Trecho selecionado:
+ + +

O apartamento dos anos 1960, em Ipanema, é tão personalizado que ganhou até nome: Mid Century Industry in the Tropics. Para o morador, um cineasta, vem bem a calhar. O nome surgiu como uma brincadeira entre ele e o arquiteto Beto Figueiredo, do escritório carioca Ouriço Arquitetura, responsável pela reforma. Ou, como ele prefere dizer, “fizemos uma reforma e também uma maquiagem”. Isso porque o imóvel de 140 m² é alugado e não pedia mesmo grandes intervenções.
Derrubada a parede entre a cozinha, que era enorme, e a sala, bem menor, surgiu um espaço em que living, escritório e cozinha estão conectados, mas podem ser isolados pelas portas de madeira desenhadas pelo Ouriço. Restavam as decisões pontuais, da pintura ao mobiliário. Como Beto tinha voltado havia pouco de Nova York e estava com as imagens de peças industriais dos anos 1950 e 1960 fresquinhas na memória, propôs a ideia ao proprietário, que embarcou na viagem.

+ + +

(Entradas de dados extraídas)
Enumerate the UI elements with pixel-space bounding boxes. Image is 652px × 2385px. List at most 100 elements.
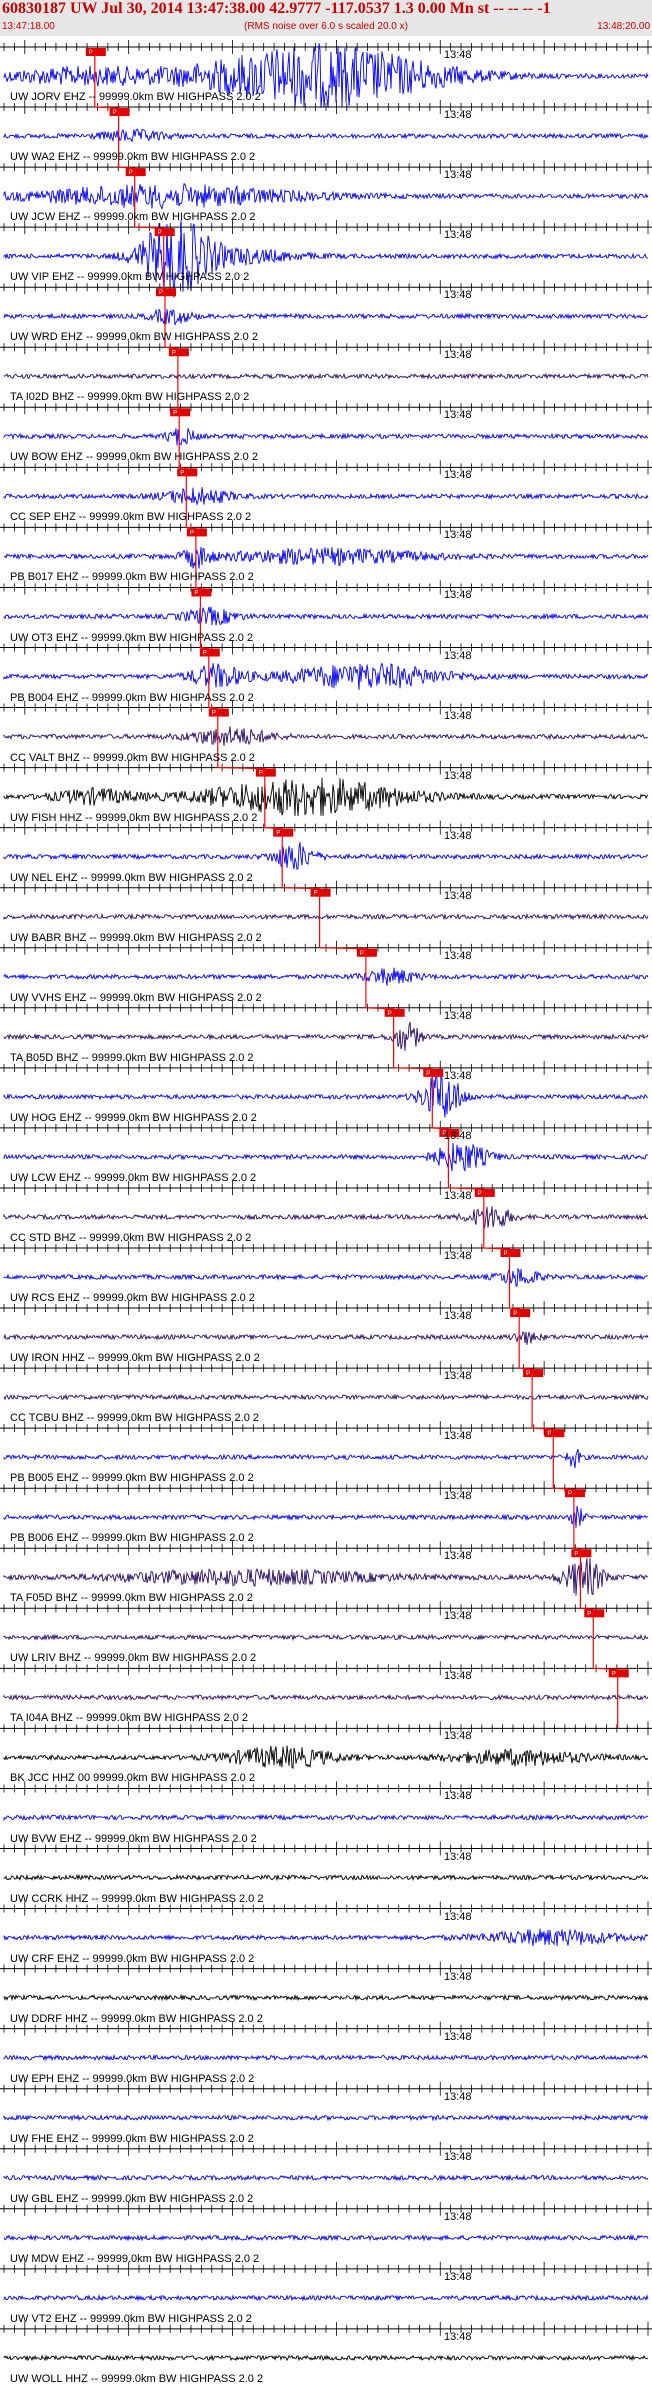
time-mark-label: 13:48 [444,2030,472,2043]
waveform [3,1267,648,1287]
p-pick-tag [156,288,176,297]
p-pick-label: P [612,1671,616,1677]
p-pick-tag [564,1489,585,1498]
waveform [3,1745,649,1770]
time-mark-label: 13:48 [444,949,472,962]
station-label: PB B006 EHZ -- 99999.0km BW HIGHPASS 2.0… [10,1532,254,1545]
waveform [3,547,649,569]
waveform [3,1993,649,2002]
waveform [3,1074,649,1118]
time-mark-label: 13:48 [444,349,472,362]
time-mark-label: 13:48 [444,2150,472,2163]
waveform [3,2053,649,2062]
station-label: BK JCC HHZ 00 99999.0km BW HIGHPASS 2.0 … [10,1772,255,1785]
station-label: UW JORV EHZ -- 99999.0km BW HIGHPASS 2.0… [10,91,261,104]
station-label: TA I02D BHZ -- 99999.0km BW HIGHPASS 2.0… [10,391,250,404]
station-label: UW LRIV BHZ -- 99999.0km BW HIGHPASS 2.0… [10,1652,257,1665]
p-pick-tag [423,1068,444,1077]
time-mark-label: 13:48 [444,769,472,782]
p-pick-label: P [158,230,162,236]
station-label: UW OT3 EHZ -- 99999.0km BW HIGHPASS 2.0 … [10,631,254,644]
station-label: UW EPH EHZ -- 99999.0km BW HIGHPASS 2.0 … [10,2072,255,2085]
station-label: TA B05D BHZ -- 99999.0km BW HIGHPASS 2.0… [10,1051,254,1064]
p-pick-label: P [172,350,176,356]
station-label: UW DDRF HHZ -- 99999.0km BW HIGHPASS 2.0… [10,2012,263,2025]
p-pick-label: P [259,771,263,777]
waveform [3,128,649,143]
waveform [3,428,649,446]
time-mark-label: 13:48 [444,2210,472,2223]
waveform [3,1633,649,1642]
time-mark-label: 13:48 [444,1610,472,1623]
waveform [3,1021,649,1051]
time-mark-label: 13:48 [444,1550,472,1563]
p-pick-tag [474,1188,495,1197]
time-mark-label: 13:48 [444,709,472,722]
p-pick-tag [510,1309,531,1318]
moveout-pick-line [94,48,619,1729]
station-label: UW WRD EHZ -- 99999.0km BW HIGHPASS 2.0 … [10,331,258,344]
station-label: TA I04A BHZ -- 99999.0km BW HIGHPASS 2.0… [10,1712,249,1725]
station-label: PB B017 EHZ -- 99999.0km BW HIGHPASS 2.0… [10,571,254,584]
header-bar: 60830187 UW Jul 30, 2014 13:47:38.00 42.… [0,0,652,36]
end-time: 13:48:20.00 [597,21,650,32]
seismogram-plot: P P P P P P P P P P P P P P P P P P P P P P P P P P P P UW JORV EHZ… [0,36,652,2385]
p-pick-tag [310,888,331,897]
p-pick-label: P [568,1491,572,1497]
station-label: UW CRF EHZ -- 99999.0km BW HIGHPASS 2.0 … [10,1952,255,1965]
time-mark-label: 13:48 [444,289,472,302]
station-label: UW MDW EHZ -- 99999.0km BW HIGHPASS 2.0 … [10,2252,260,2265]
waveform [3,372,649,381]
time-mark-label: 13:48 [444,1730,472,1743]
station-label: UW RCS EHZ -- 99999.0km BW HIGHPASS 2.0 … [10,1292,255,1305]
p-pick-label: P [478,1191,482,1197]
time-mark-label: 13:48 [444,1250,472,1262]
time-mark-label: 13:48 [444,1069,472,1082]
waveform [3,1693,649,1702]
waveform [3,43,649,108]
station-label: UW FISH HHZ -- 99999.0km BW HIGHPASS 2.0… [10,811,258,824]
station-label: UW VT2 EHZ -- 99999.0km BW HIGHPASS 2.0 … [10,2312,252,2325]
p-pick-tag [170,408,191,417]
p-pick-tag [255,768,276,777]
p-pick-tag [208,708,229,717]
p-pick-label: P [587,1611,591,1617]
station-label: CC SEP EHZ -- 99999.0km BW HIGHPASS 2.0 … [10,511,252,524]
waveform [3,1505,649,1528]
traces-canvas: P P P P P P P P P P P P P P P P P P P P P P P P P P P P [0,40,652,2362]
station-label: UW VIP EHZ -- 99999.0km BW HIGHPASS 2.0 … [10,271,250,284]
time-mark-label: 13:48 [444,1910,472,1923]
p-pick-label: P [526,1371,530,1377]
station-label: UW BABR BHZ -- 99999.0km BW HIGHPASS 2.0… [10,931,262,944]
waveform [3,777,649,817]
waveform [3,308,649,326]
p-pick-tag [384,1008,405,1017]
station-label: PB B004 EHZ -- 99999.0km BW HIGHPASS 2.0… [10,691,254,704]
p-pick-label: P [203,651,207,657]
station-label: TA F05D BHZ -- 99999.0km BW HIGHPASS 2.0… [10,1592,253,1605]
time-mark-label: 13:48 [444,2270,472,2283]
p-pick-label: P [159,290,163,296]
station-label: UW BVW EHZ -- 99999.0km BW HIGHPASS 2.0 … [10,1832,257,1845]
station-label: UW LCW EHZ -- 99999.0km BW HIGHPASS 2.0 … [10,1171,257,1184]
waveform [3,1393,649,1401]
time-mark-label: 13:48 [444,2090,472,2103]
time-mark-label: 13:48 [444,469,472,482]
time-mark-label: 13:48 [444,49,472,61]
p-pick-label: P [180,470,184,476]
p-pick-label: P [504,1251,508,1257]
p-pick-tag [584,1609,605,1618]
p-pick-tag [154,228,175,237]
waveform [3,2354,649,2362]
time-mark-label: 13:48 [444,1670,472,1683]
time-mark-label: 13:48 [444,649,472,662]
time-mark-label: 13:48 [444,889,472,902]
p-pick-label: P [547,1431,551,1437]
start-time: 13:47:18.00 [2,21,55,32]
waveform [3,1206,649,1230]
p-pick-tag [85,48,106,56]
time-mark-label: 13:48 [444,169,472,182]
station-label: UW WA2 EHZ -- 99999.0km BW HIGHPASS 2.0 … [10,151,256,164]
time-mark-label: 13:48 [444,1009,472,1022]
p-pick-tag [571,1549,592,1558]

+ + +

Instruções do exercício:
1/ Transcreva fielmente a parte do texto sobre o apartamento em Ipanema que começa com as palavras "Derrubada a parede" e termina com "embarcou na viagem.".
2/ Prossiga a redação do texto sobre a reforma do apartamento em Ipanema, começando logo após a última frase apresentada.

Respostas em sequência:
1/
Derrubada a parede entre a cozinha, que era enorme, e a sala, bem menor, surgiu um espaço em que living, escritório e cozinha estão conectados, mas podem ser isolados pelas portas de madeira desenhadas pelo Ouriço. Restavam as decisões pontuais, da pintura ao mobiliário. Como Beto tinha voltado havia pouco de Nova York e estava com as imagens de peças industriais dos anos 1950 e 1960 fresquinhas na memória, propôs a ideia ao proprietário, que embarcou na viagem.

2/
Os dois voaram para a Big Apple com o olhar focado em tudo o que tivesse essa linguagem. Foi uma semana entrando em brechós, revirando lojas e esquadrinhando feiras, como a que acontece no Brooklyn aos sábados. “Não nos concentramos numa área específica. Fomos de Tribeca ao Brooklyn. A intenção era que tudo conversasse entre si, que houvesse uma harmonia, mas não queríamos nada combinando”, contou Beto. A mesa de jantar, por exemplo, tem pé de madeira e tampo de chapa de ferro, é cercada por cadeiras italianas da década de 1960 e sobre ela pendem lustres que vieram de outro lugar, mas com a mesma pegada industrial. No todo, o apartamento tem de fato essa identidade que lhe permite um título.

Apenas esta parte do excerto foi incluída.